--- START OF Entries shown ---

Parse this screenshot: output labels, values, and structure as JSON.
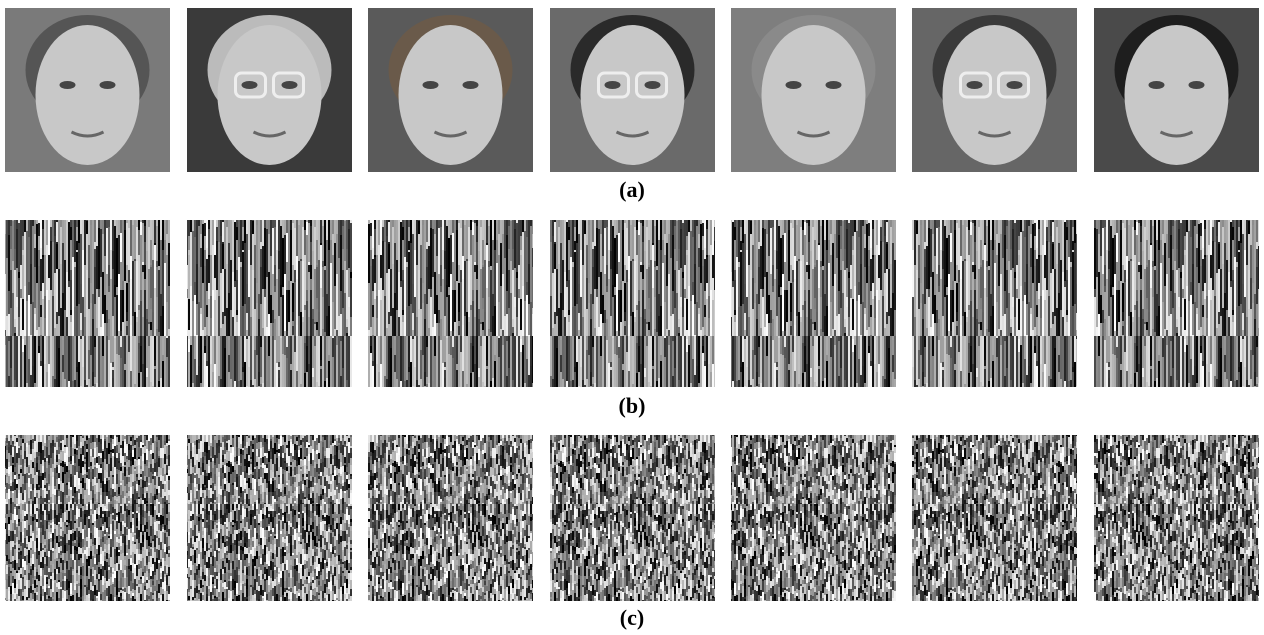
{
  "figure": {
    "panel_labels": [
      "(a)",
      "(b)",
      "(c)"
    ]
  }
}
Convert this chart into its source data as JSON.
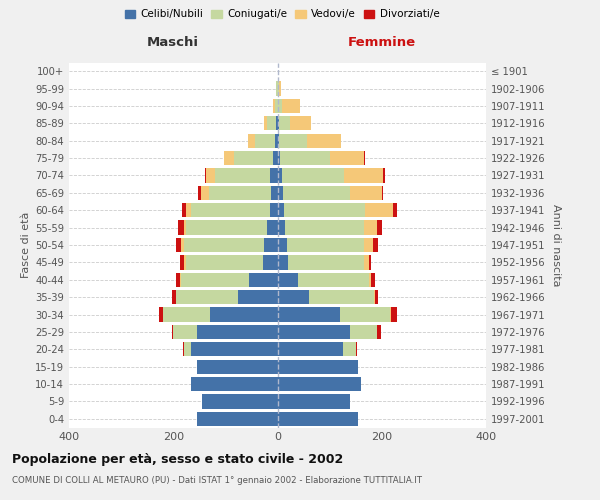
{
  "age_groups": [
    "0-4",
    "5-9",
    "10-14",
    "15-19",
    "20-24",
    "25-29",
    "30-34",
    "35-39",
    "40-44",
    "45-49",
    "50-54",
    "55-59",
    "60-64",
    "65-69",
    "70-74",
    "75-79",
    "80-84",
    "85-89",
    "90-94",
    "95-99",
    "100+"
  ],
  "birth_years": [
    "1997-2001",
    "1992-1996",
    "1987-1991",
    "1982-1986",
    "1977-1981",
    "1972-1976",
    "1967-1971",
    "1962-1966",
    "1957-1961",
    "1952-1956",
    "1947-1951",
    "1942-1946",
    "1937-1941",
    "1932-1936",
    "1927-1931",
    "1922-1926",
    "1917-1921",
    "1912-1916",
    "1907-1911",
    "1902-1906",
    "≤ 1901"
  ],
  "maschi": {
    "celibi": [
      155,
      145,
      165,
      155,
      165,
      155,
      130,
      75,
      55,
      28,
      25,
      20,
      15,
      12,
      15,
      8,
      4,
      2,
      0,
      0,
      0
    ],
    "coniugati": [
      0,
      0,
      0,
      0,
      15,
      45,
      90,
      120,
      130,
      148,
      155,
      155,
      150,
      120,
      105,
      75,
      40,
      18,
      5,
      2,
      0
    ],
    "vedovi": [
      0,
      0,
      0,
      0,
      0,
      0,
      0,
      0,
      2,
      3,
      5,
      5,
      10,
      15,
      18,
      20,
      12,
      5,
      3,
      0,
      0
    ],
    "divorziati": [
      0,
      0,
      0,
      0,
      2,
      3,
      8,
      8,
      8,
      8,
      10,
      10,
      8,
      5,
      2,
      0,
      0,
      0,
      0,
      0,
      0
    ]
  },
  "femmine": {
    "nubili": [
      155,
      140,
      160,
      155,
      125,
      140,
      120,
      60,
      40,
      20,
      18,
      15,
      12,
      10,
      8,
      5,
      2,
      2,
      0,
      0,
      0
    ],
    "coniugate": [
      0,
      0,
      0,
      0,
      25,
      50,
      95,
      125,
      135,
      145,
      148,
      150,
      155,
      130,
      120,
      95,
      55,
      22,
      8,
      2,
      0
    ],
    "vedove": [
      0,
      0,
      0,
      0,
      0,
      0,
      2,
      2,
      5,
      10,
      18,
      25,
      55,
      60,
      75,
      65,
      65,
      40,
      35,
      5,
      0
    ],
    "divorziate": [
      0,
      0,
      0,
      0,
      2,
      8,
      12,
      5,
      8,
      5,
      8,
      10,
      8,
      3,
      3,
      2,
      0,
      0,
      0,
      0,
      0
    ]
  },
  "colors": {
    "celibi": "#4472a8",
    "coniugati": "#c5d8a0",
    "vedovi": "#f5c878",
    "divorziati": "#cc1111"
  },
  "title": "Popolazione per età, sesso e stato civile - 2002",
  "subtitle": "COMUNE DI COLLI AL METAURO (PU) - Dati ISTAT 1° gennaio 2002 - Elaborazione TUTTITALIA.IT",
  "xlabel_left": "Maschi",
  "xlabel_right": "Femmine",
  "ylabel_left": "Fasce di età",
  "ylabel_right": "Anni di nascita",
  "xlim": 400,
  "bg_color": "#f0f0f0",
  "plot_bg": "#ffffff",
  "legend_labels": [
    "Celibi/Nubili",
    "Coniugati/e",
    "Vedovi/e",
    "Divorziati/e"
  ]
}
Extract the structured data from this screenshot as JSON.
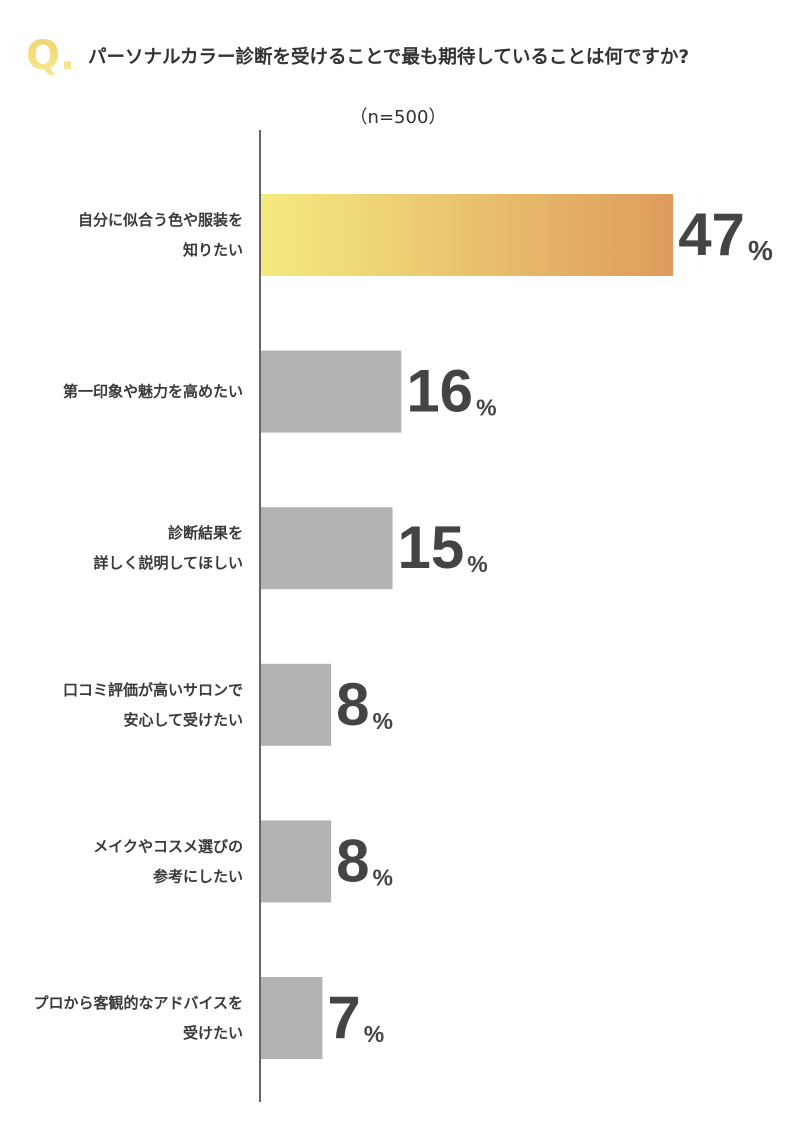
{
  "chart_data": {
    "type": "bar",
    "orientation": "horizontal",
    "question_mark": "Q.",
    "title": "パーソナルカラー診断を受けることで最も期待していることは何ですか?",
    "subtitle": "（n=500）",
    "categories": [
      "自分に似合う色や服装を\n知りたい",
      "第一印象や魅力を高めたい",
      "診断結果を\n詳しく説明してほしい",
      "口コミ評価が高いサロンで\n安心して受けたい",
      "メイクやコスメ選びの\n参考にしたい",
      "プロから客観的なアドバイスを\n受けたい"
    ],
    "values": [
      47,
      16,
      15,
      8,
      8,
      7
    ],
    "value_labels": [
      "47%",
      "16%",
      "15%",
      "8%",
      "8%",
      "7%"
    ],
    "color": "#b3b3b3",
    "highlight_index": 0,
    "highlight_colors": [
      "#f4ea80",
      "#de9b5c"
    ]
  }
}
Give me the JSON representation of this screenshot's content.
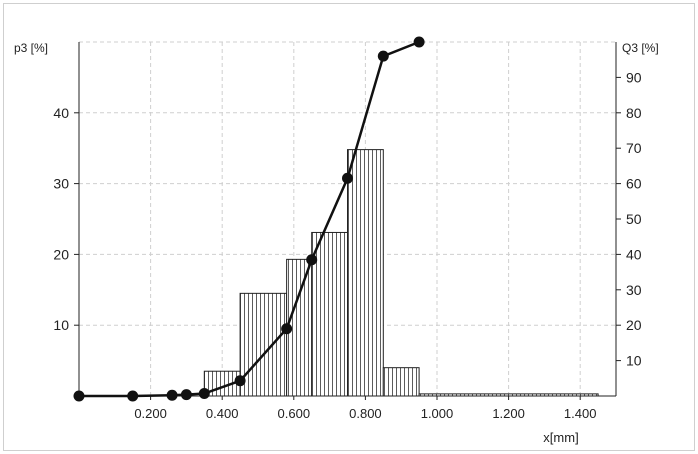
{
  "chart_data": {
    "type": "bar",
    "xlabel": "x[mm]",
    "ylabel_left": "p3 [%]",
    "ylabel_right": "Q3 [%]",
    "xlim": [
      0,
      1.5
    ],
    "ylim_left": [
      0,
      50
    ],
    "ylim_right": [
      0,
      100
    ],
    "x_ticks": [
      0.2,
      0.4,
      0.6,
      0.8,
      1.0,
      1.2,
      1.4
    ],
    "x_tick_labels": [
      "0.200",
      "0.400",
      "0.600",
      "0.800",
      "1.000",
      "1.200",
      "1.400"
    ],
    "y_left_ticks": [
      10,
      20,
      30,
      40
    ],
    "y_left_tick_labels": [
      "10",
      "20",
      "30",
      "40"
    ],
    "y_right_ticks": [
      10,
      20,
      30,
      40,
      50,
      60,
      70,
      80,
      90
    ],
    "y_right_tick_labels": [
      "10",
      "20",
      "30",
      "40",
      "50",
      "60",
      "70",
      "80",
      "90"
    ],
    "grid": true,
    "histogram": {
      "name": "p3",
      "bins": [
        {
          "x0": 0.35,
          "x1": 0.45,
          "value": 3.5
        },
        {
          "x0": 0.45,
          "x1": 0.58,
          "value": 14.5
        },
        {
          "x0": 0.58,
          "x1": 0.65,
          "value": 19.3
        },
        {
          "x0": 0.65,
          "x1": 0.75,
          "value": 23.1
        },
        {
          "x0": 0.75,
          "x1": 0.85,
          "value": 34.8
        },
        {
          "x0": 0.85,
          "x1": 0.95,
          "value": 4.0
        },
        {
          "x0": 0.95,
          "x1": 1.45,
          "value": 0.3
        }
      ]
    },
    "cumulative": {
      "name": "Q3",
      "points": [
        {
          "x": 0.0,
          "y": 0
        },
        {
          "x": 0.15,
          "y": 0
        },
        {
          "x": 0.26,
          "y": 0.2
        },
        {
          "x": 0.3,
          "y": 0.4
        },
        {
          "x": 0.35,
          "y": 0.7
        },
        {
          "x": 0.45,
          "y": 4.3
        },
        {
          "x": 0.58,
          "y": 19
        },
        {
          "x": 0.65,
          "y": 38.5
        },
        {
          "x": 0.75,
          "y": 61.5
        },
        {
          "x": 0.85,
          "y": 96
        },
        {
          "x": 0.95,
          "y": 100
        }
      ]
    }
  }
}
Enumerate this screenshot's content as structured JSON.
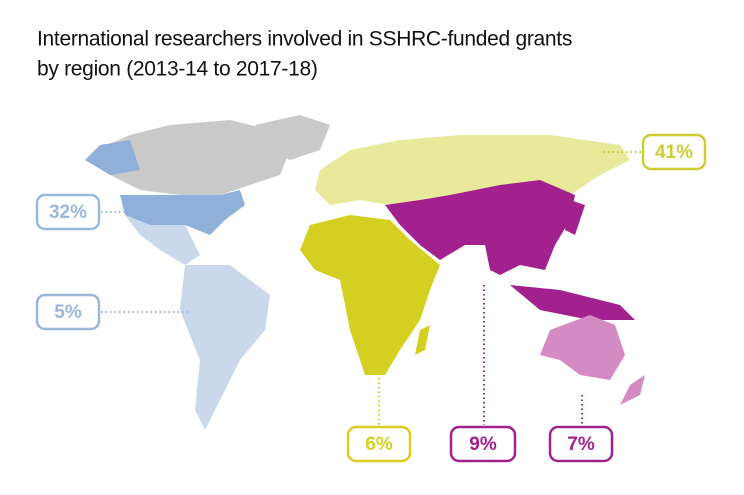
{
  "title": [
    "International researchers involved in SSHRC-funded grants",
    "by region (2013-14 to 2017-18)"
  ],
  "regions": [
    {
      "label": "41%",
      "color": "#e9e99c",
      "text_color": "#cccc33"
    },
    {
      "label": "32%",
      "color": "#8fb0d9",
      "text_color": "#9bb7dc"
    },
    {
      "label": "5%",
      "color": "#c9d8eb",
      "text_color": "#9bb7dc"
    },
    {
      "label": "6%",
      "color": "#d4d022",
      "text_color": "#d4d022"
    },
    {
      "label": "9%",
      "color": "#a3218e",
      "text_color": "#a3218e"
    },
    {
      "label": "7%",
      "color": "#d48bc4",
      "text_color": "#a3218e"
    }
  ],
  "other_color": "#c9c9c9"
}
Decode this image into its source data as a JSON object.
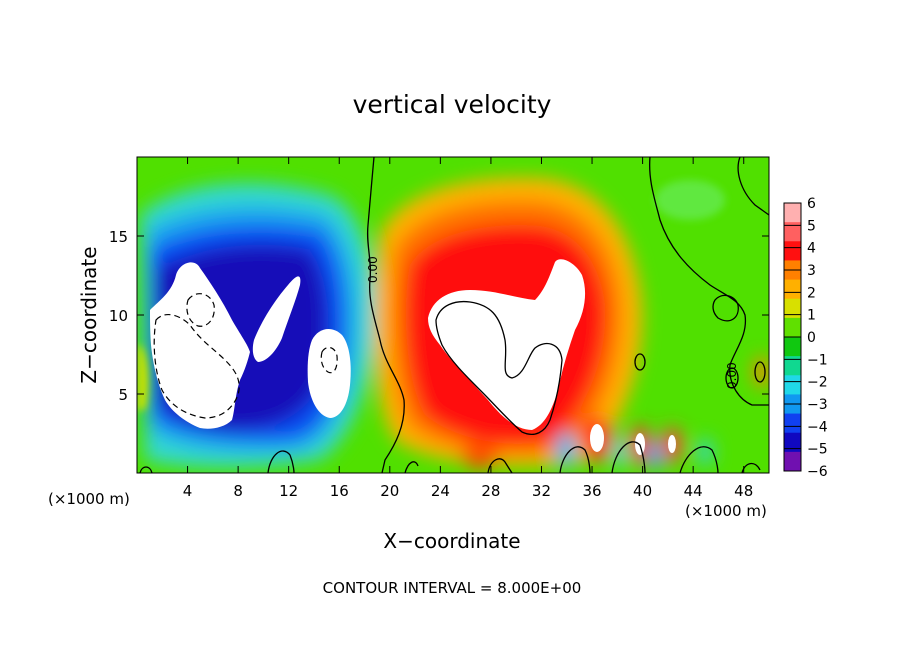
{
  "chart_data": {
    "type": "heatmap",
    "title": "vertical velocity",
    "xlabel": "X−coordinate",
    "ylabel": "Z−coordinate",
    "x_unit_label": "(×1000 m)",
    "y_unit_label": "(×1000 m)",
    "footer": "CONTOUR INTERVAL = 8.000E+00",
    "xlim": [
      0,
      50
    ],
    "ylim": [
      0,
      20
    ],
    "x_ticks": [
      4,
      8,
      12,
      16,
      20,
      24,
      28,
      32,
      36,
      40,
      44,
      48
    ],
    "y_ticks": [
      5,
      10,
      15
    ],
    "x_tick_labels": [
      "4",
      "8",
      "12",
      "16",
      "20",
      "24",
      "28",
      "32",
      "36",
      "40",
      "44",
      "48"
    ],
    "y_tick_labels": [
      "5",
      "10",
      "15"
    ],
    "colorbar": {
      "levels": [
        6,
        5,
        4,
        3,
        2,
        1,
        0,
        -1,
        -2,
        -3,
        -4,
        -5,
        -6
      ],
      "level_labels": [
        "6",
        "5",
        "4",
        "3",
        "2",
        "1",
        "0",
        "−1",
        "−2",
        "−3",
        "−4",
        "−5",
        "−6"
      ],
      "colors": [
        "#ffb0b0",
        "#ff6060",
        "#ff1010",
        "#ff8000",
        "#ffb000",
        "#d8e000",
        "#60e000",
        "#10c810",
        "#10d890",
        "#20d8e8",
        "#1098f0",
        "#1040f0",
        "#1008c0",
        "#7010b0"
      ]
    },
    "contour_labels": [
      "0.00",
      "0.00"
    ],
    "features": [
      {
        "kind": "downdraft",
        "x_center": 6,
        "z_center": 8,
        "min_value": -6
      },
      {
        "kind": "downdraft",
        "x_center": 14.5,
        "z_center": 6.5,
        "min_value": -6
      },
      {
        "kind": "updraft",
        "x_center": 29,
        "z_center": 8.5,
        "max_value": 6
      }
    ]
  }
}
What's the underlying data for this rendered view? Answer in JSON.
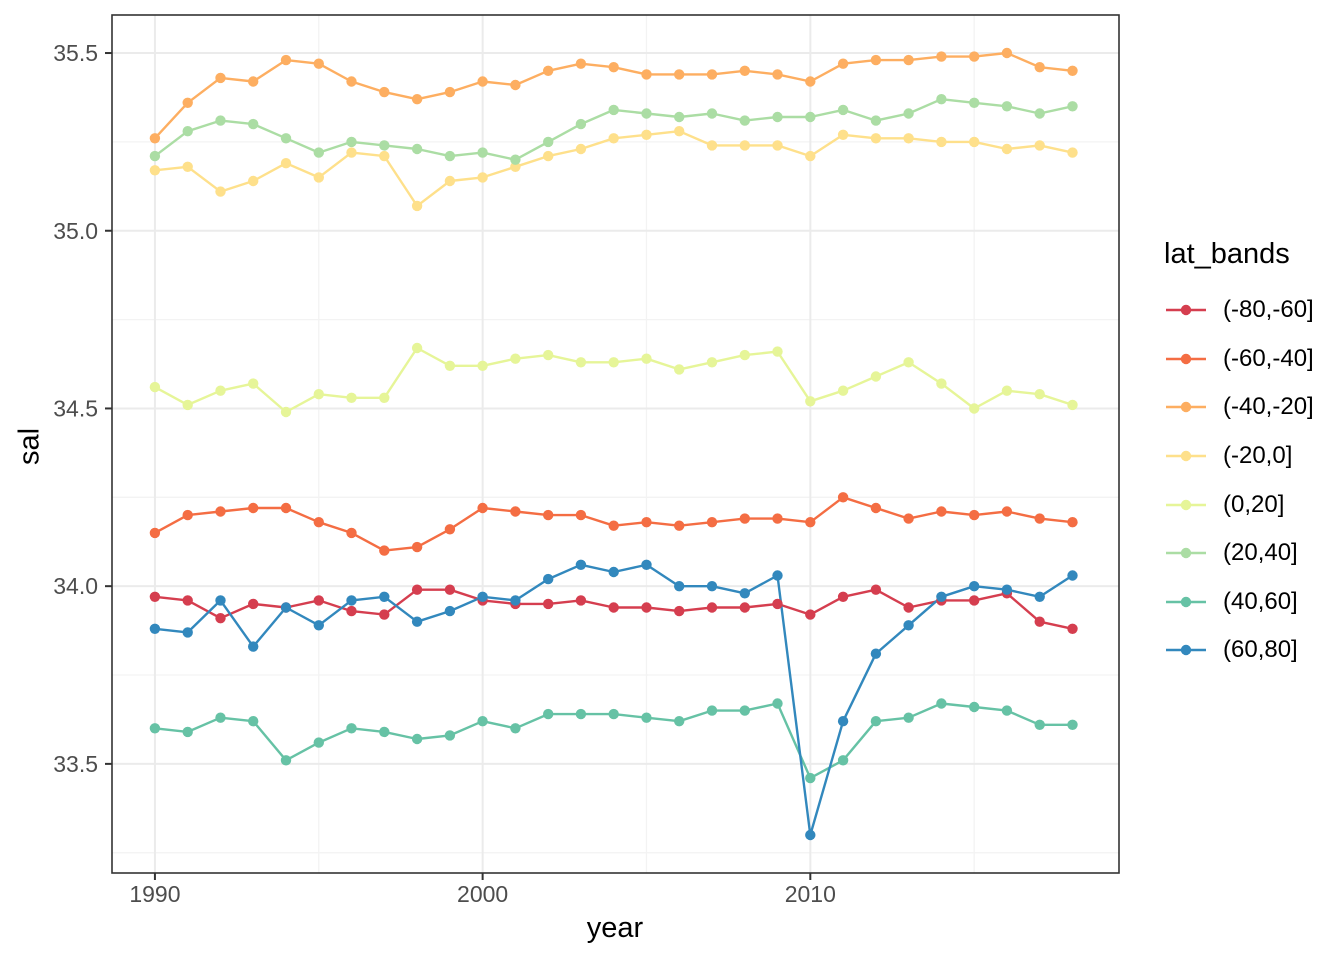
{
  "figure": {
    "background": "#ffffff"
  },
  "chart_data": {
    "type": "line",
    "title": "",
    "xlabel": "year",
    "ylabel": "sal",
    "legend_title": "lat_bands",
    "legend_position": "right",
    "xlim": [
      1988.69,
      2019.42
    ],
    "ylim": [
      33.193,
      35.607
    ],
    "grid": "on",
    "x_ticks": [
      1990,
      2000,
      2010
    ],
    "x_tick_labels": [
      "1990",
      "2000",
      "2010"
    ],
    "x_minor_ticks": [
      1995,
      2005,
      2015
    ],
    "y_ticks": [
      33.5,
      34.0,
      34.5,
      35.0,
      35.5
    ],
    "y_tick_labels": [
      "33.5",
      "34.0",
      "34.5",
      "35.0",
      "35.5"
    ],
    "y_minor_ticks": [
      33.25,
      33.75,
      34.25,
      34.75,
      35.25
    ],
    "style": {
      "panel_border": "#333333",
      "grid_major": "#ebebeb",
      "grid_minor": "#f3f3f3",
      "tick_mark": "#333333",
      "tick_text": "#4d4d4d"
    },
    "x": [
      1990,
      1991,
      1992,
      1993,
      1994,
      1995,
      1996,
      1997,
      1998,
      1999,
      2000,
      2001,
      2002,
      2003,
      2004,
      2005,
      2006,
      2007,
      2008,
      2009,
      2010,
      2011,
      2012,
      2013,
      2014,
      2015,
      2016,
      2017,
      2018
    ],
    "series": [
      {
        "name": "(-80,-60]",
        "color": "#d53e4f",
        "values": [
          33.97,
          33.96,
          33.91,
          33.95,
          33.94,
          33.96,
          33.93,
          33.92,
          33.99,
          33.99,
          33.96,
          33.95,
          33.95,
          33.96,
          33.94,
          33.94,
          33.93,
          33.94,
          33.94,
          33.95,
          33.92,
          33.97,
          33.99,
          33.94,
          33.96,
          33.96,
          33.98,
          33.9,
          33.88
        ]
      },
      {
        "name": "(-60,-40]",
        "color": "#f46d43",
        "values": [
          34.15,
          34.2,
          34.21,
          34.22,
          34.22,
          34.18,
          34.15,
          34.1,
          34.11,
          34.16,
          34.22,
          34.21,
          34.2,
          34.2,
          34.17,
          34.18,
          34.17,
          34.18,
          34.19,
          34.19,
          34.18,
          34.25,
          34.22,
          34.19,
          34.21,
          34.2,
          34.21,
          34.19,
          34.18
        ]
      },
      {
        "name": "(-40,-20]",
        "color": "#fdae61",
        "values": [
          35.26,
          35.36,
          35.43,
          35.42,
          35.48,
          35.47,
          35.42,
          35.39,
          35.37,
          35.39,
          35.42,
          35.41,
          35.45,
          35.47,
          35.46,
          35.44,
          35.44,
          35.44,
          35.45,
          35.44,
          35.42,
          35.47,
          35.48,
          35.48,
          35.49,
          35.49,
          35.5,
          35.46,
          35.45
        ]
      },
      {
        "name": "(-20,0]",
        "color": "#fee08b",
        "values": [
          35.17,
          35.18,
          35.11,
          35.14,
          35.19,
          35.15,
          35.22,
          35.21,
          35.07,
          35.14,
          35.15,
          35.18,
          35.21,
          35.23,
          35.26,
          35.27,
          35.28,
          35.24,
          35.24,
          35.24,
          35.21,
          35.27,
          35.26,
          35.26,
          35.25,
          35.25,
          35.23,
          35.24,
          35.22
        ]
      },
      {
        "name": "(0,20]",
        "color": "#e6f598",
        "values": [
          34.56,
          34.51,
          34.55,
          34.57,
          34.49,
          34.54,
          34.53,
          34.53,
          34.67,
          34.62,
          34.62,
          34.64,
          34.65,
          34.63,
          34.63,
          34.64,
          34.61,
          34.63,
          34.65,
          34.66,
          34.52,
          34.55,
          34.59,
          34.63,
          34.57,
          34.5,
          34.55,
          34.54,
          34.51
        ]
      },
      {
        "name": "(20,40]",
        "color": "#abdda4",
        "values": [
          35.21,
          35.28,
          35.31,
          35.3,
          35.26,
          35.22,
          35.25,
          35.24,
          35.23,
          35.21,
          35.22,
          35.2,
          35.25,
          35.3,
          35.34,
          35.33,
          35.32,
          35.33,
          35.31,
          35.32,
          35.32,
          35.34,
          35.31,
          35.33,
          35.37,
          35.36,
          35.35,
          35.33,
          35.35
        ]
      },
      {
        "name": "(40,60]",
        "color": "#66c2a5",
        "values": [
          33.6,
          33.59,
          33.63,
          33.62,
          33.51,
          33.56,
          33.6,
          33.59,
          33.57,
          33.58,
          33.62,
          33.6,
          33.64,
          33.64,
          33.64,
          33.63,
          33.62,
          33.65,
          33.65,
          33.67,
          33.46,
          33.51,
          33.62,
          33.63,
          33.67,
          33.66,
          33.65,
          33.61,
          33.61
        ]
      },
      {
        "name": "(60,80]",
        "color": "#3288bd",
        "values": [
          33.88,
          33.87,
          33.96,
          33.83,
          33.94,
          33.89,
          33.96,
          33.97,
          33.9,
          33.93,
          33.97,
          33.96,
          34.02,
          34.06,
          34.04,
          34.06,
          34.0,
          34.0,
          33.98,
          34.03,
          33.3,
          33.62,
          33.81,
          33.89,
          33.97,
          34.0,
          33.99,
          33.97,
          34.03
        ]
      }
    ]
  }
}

--- END OF Entries shown ---

:: Instructions to follow ::
Your task is to gather every line with the word "name" and copy it.

:: Task solution ::
      "name": "p3",
      "name": "Q3",
        "name": "(-80,-60]",
        "name": "(-60,-40]",
        "name": "(-40,-20]",
        "name": "(-20,0]",
        "name": "(0,20]",
        "name": "(20,40]",
        "name": "(40,60]",
        "name": "(60,80]",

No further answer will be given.